**AUFGABE:**
Prüfe, ob die folgenden Aussagen mit dem Text zur Immobilienbewertung übereinstimmen, und beantworte jede mit Ja oder Nein, belegt durch die entscheidenden Worte des Textes im wörtlichen Zitat: (a) Laut dem Trendbarometer betrug das Transaktionsvolumen für deutsche Immobilien im Jahr 2009 13,4 Milliarden Euro. (b) Für 2010 wird erwartet, dass das Transaktionsvolumen wieder das Niveau früherer Jahre erreicht. (c) Immobilienbewerter können bei der Ermittlung von Immobilienwerten weiterhin nur auf wenige Vergleichstransaktionen zurückgreifen.

#### VORLIEGENDER TEXT

Schwerpunkt: Bewertung und Inflation

Bewertung in transaktionsarmen Zeiten

Obwohl für 2010 ein höheres Transaktionsvolumen für deutsche Immobilien prognostiziert wird (gemäß dem aktuellen Trendbarometer von Ernst & Young Real Estate wird es von 13,4 Milliarden Euro im Jahr 2009 auf 16 bis 18 Milliarden Euro in diesem Jahr ansteigen), ist davon auszugehen, dass das Transaktionsvolumen auch 2010 deutlich unter dem früherer Jahre liegen wird. Für die Immobilienbewerter bedeutet das, dass sie für die Ermittlung von Immobilienwerten auch weiterhin nur auf wenige Vergleichstransaktionen zurückgreifen können.

########
#### ANGEZEIGTE EINTRÄGE

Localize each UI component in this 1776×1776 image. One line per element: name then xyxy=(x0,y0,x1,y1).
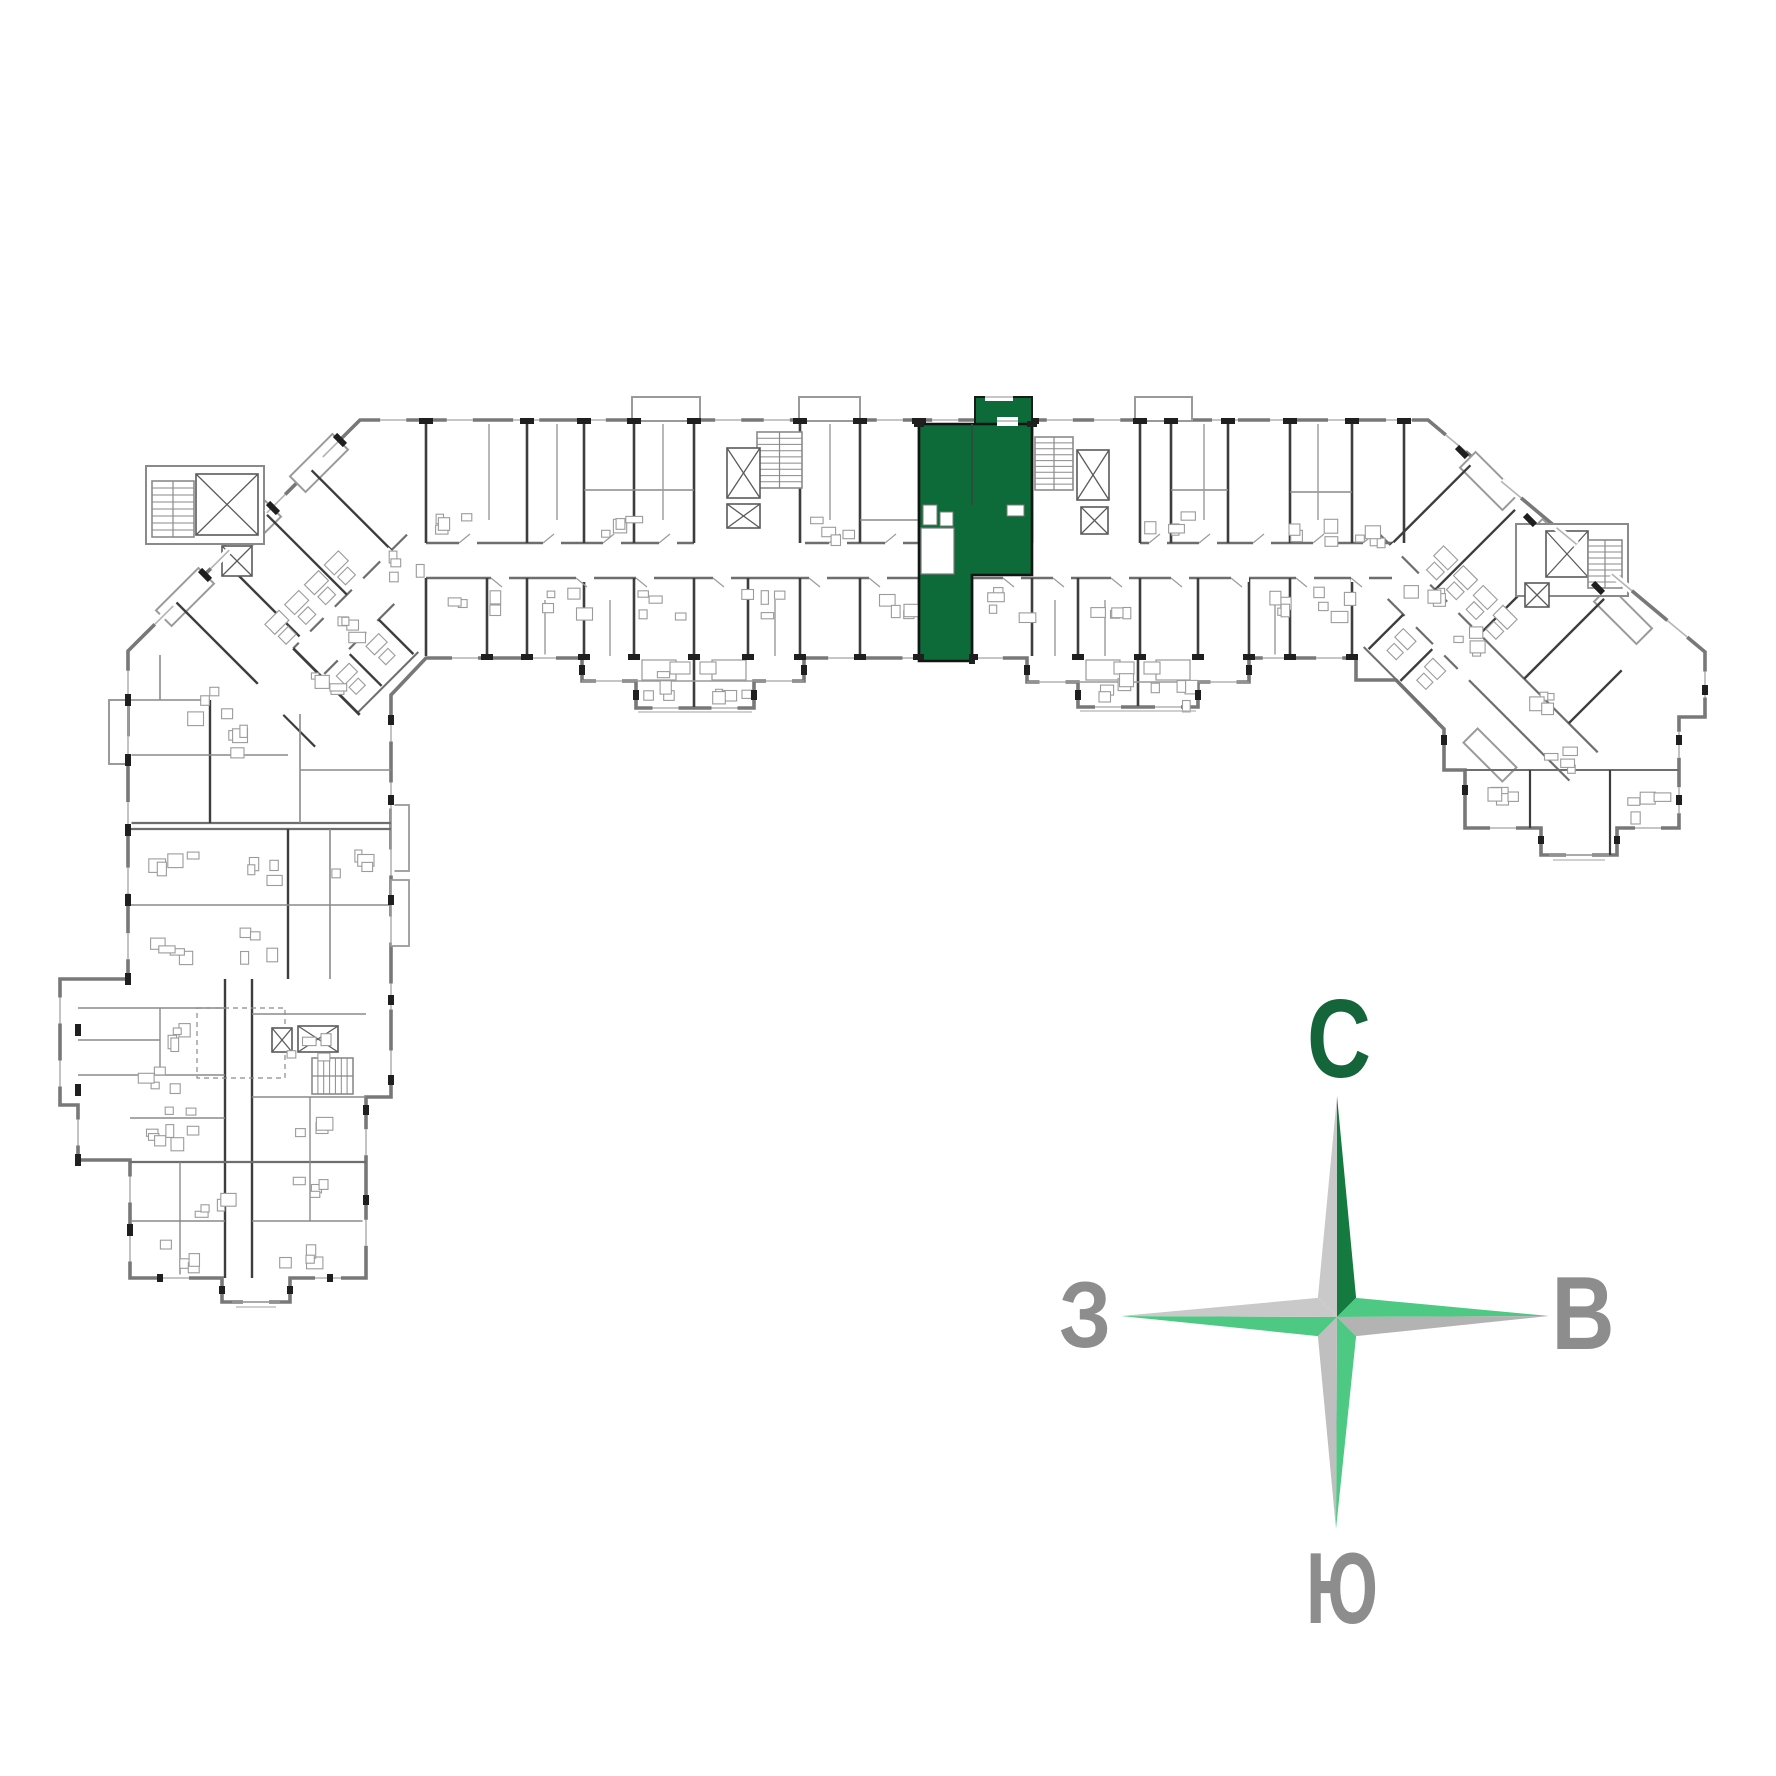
svg-text:Ю: Ю xyxy=(1306,1533,1378,1645)
svg-text:С: С xyxy=(1307,977,1371,1101)
svg-text:В: В xyxy=(1552,1256,1615,1372)
svg-text:З: З xyxy=(1059,1262,1111,1367)
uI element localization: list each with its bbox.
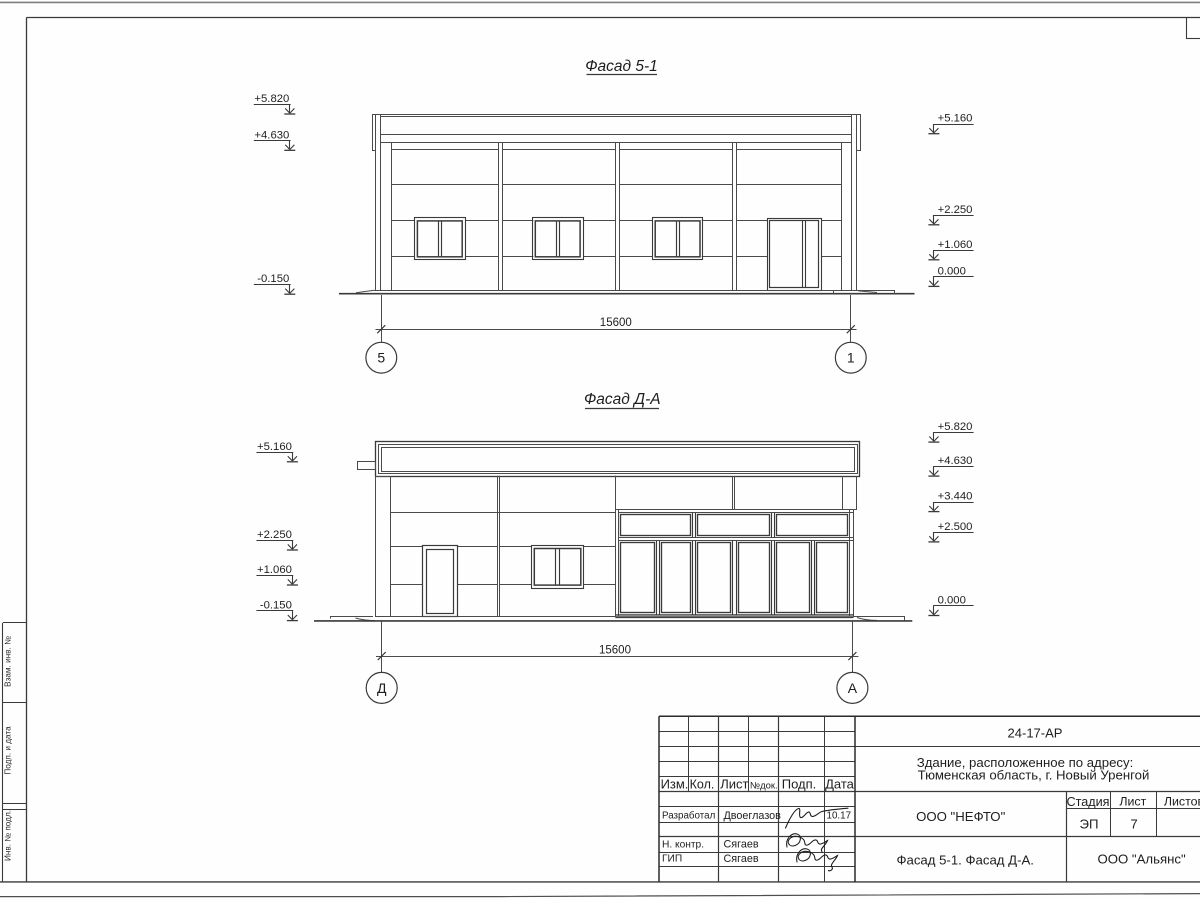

########

**ERGEBNIS:**
(a) Ja: „von 13,4 Milliarden Euro im Jahr 2009“
(b) Nein: „dass das Transaktionsvolumen auch 2010 deutlich unter dem früherer Jahre liegen wird“
(c) Ja: „dass sie für die Ermittlung von Immobilienwerten auch weiterhin nur auf wenige Vergleichstransaktionen zurückgreifen können“